-- What this task involves --
Repeat all the records exactly, omitting pictures.

-- Data for this task --

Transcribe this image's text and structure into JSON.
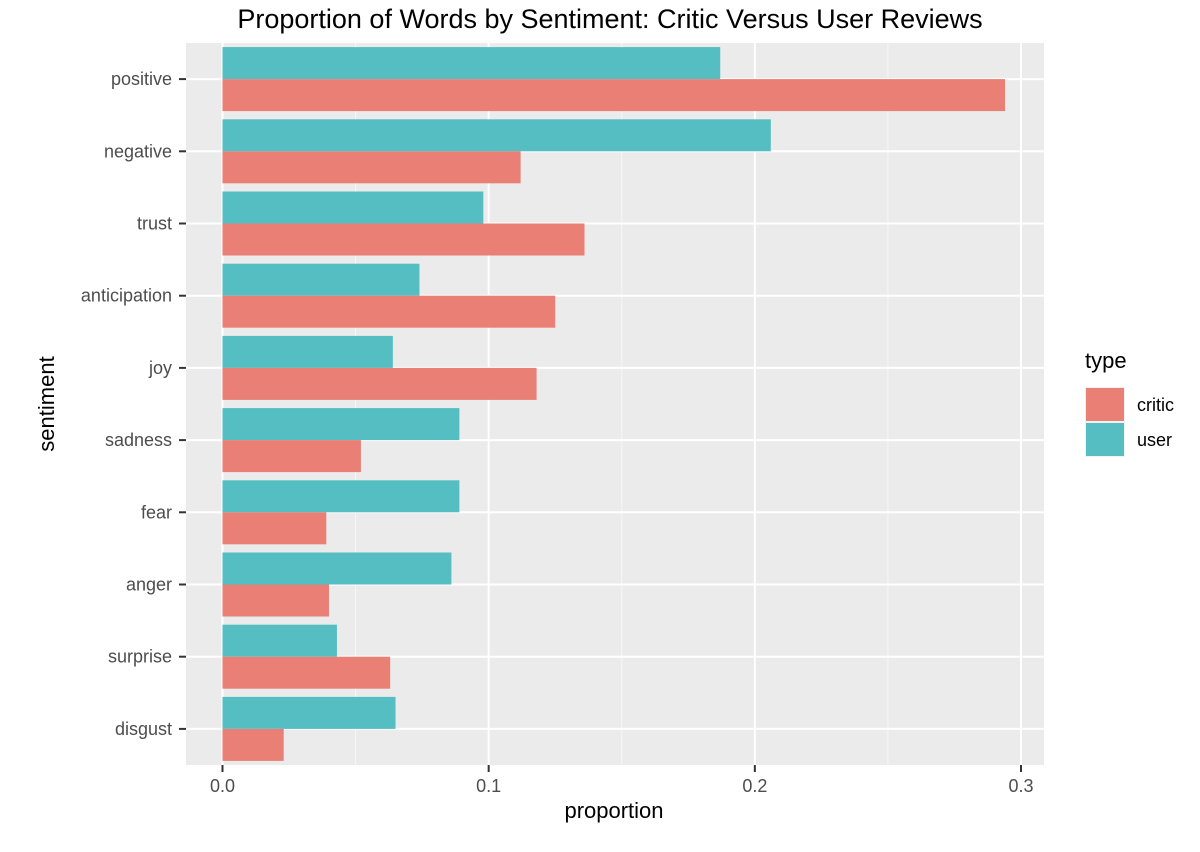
{
  "chart_data": {
    "type": "bar",
    "orientation": "horizontal",
    "title": "Proportion of Words by Sentiment: Critic Versus User Reviews",
    "xlabel": "proportion",
    "ylabel": "sentiment",
    "xlim": [
      0.0,
      0.3
    ],
    "xticks": [
      0.0,
      0.1,
      0.2,
      0.3
    ],
    "xtick_labels": [
      "0.0",
      "0.1",
      "0.2",
      "0.3"
    ],
    "grid": true,
    "legend": {
      "title": "type",
      "position": "right"
    },
    "categories": [
      "positive",
      "negative",
      "trust",
      "anticipation",
      "joy",
      "sadness",
      "fear",
      "anger",
      "surprise",
      "disgust"
    ],
    "series": [
      {
        "name": "critic",
        "color": "#E97F75",
        "values": [
          0.294,
          0.112,
          0.136,
          0.125,
          0.118,
          0.052,
          0.039,
          0.04,
          0.063,
          0.023
        ]
      },
      {
        "name": "user",
        "color": "#55BEC2",
        "values": [
          0.187,
          0.206,
          0.098,
          0.074,
          0.064,
          0.089,
          0.089,
          0.086,
          0.043,
          0.065
        ]
      }
    ]
  }
}
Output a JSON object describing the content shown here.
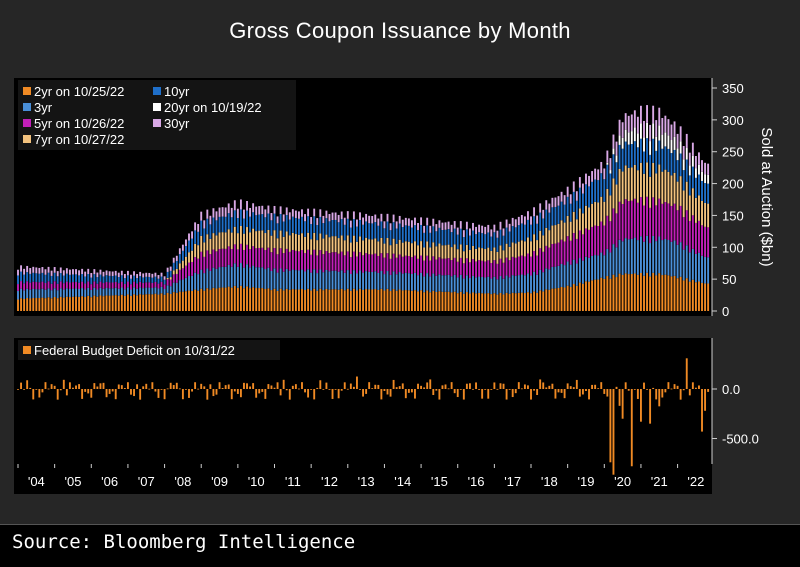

-- Response to the task --
Transcribe this image's text and structure into JSON.
{
  "chart_data": {
    "type": "bar",
    "orientation": "horizontal",
    "title": "Proportion of Words by Sentiment: Critic Versus User Reviews",
    "xlabel": "proportion",
    "ylabel": "sentiment",
    "xlim": [
      0.0,
      0.3
    ],
    "xticks": [
      0.0,
      0.1,
      0.2,
      0.3
    ],
    "xtick_labels": [
      "0.0",
      "0.1",
      "0.2",
      "0.3"
    ],
    "grid": true,
    "legend": {
      "title": "type",
      "position": "right"
    },
    "categories": [
      "positive",
      "negative",
      "trust",
      "anticipation",
      "joy",
      "sadness",
      "fear",
      "anger",
      "surprise",
      "disgust"
    ],
    "series": [
      {
        "name": "critic",
        "color": "#E97F75",
        "values": [
          0.294,
          0.112,
          0.136,
          0.125,
          0.118,
          0.052,
          0.039,
          0.04,
          0.063,
          0.023
        ]
      },
      {
        "name": "user",
        "color": "#55BEC2",
        "values": [
          0.187,
          0.206,
          0.098,
          0.074,
          0.064,
          0.089,
          0.089,
          0.086,
          0.043,
          0.065
        ]
      }
    ]
  }
}
Output a JSON object describing the content shown here.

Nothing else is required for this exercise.